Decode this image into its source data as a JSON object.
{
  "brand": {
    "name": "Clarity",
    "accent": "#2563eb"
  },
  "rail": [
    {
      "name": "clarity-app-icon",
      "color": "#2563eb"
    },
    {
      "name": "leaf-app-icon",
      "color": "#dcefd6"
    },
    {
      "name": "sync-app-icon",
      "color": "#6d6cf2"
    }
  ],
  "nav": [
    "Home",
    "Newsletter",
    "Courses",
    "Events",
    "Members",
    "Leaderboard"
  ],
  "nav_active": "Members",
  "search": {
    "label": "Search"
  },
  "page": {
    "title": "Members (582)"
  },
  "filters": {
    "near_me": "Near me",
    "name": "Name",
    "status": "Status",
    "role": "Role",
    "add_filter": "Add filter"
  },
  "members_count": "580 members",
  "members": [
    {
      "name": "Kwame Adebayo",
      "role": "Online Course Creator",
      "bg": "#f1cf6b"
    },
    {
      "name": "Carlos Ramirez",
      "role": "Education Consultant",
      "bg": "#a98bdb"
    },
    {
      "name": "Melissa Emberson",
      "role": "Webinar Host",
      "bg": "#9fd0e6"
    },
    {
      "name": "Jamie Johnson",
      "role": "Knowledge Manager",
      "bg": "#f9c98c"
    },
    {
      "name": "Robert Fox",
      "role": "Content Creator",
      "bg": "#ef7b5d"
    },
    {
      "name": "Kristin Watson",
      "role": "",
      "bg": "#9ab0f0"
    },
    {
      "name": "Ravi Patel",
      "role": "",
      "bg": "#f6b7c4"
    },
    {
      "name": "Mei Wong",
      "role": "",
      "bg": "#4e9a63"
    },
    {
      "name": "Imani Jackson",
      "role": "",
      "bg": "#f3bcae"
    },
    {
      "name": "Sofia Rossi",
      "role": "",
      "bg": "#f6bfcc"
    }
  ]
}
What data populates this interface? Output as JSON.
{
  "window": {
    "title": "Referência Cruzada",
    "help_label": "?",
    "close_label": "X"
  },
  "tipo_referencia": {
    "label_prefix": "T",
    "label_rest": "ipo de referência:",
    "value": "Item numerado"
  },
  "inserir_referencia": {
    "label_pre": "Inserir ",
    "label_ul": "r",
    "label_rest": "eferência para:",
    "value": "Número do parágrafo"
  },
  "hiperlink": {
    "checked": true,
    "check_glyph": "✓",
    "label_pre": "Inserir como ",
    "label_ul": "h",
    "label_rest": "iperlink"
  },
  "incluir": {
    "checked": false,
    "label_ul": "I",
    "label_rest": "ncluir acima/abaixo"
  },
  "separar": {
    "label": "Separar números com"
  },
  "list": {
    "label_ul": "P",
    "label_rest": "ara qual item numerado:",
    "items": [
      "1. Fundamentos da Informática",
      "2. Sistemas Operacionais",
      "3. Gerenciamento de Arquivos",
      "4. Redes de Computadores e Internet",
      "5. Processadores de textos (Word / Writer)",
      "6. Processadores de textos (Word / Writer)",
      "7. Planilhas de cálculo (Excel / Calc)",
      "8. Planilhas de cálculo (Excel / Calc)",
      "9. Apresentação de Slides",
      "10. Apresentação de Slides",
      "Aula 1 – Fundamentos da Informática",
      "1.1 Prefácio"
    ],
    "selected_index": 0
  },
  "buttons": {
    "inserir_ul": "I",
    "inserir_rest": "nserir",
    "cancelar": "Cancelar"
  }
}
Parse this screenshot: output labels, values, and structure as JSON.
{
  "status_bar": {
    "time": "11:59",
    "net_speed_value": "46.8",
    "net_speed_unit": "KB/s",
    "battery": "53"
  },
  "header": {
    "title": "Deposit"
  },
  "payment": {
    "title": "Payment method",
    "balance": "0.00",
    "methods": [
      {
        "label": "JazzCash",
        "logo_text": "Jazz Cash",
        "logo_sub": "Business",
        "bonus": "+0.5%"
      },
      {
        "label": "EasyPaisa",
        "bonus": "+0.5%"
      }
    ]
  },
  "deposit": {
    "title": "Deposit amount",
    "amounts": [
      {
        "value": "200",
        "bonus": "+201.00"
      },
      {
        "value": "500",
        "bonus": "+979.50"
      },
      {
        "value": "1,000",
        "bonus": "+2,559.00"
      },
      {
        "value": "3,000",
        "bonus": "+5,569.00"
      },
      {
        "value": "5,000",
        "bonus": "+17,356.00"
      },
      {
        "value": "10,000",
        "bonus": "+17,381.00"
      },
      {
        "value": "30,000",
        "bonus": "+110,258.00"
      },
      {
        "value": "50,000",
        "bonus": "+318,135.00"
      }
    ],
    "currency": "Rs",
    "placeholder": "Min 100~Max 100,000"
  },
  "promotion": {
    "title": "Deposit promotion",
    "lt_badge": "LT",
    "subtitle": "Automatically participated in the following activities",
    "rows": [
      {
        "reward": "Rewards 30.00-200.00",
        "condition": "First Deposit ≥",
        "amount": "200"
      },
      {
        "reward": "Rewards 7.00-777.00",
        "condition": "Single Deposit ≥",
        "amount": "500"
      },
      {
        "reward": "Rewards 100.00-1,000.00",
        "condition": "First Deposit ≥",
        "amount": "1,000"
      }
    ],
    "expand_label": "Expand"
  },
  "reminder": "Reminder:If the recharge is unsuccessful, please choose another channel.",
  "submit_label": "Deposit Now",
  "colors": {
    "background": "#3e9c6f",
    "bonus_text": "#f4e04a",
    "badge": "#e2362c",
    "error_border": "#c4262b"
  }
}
****************
Your instructions:
Print every entry exactly as it appears.

Completed exercise:
Decode this image into its source data as a JSON object.
{
  "brand": {
    "name": "Clarity",
    "accent": "#2563eb"
  },
  "rail": [
    {
      "name": "clarity-app-icon",
      "color": "#2563eb"
    },
    {
      "name": "leaf-app-icon",
      "color": "#dcefd6"
    },
    {
      "name": "sync-app-icon",
      "color": "#6d6cf2"
    }
  ],
  "nav": [
    "Home",
    "Newsletter",
    "Courses",
    "Events",
    "Members",
    "Leaderboard"
  ],
  "nav_active": "Members",
  "search": {
    "label": "Search"
  },
  "page": {
    "title": "Members (582)"
  },
  "filters": {
    "near_me": "Near me",
    "name": "Name",
    "status": "Status",
    "role": "Role",
    "add_filter": "Add filter"
  },
  "members_count": "580 members",
  "members": [
    {
      "name": "Kwame Adebayo",
      "role": "Online Course Creator",
      "bg": "#f1cf6b"
    },
    {
      "name": "Carlos Ramirez",
      "role": "Education Consultant",
      "bg": "#a98bdb"
    },
    {
      "name": "Melissa Emberson",
      "role": "Webinar Host",
      "bg": "#9fd0e6"
    },
    {
      "name": "Jamie Johnson",
      "role": "Knowledge Manager",
      "bg": "#f9c98c"
    },
    {
      "name": "Robert Fox",
      "role": "Content Creator",
      "bg": "#ef7b5d"
    },
    {
      "name": "Kristin Watson",
      "role": "",
      "bg": "#9ab0f0"
    },
    {
      "name": "Ravi Patel",
      "role": "",
      "bg": "#f6b7c4"
    },
    {
      "name": "Mei Wong",
      "role": "",
      "bg": "#4e9a63"
    },
    {
      "name": "Imani Jackson",
      "role": "",
      "bg": "#f3bcae"
    },
    {
      "name": "Sofia Rossi",
      "role": "",
      "bg": "#f6bfcc"
    }
  ]
}
What data populates this interface? Output as JSON.
{
  "window": {
    "title": "Referência Cruzada",
    "help_label": "?",
    "close_label": "X"
  },
  "tipo_referencia": {
    "label_prefix": "T",
    "label_rest": "ipo de referência:",
    "value": "Item numerado"
  },
  "inserir_referencia": {
    "label_pre": "Inserir ",
    "label_ul": "r",
    "label_rest": "eferência para:",
    "value": "Número do parágrafo"
  },
  "hiperlink": {
    "checked": true,
    "check_glyph": "✓",
    "label_pre": "Inserir como ",
    "label_ul": "h",
    "label_rest": "iperlink"
  },
  "incluir": {
    "checked": false,
    "label_ul": "I",
    "label_rest": "ncluir acima/abaixo"
  },
  "separar": {
    "label": "Separar números com"
  },
  "list": {
    "label_ul": "P",
    "label_rest": "ara qual item numerado:",
    "items": [
      "1. Fundamentos da Informática",
      "2. Sistemas Operacionais",
      "3. Gerenciamento de Arquivos",
      "4. Redes de Computadores e Internet",
      "5. Processadores de textos (Word / Writer)",
      "6. Processadores de textos (Word / Writer)",
      "7. Planilhas de cálculo (Excel / Calc)",
      "8. Planilhas de cálculo (Excel / Calc)",
      "9. Apresentação de Slides",
      "10. Apresentação de Slides",
      "Aula 1 – Fundamentos da Informática",
      "1.1 Prefácio"
    ],
    "selected_index": 0
  },
  "buttons": {
    "inserir_ul": "I",
    "inserir_rest": "nserir",
    "cancelar": "Cancelar"
  }
}
Parse this screenshot: output labels, values, and structure as JSON.
{
  "status_bar": {
    "time": "11:59",
    "net_speed_value": "46.8",
    "net_speed_unit": "KB/s",
    "battery": "53"
  },
  "header": {
    "title": "Deposit"
  },
  "payment": {
    "title": "Payment method",
    "balance": "0.00",
    "methods": [
      {
        "label": "JazzCash",
        "logo_text": "Jazz Cash",
        "logo_sub": "Business",
        "bonus": "+0.5%"
      },
      {
        "label": "EasyPaisa",
        "bonus": "+0.5%"
      }
    ]
  },
  "deposit": {
    "title": "Deposit amount",
    "amounts": [
      {
        "value": "200",
        "bonus": "+201.00"
      },
      {
        "value": "500",
        "bonus": "+979.50"
      },
      {
        "value": "1,000",
        "bonus": "+2,559.00"
      },
      {
        "value": "3,000",
        "bonus": "+5,569.00"
      },
      {
        "value": "5,000",
        "bonus": "+17,356.00"
      },
      {
        "value": "10,000",
        "bonus": "+17,381.00"
      },
      {
        "value": "30,000",
        "bonus": "+110,258.00"
      },
      {
        "value": "50,000",
        "bonus": "+318,135.00"
      }
    ],
    "currency": "Rs",
    "placeholder": "Min 100~Max 100,000"
  },
  "promotion": {
    "title": "Deposit promotion",
    "lt_badge": "LT",
    "subtitle": "Automatically participated in the following activities",
    "rows": [
      {
        "reward": "Rewards 30.00-200.00",
        "condition": "First Deposit ≥",
        "amount": "200"
      },
      {
        "reward": "Rewards 7.00-777.00",
        "condition": "Single Deposit ≥",
        "amount": "500"
      },
      {
        "reward": "Rewards 100.00-1,000.00",
        "condition": "First Deposit ≥",
        "amount": "1,000"
      }
    ],
    "expand_label": "Expand"
  },
  "reminder": "Reminder:If the recharge is unsuccessful, please choose another channel.",
  "submit_label": "Deposit Now",
  "colors": {
    "background": "#3e9c6f",
    "bonus_text": "#f4e04a",
    "badge": "#e2362c",
    "error_border": "#c4262b"
  }
}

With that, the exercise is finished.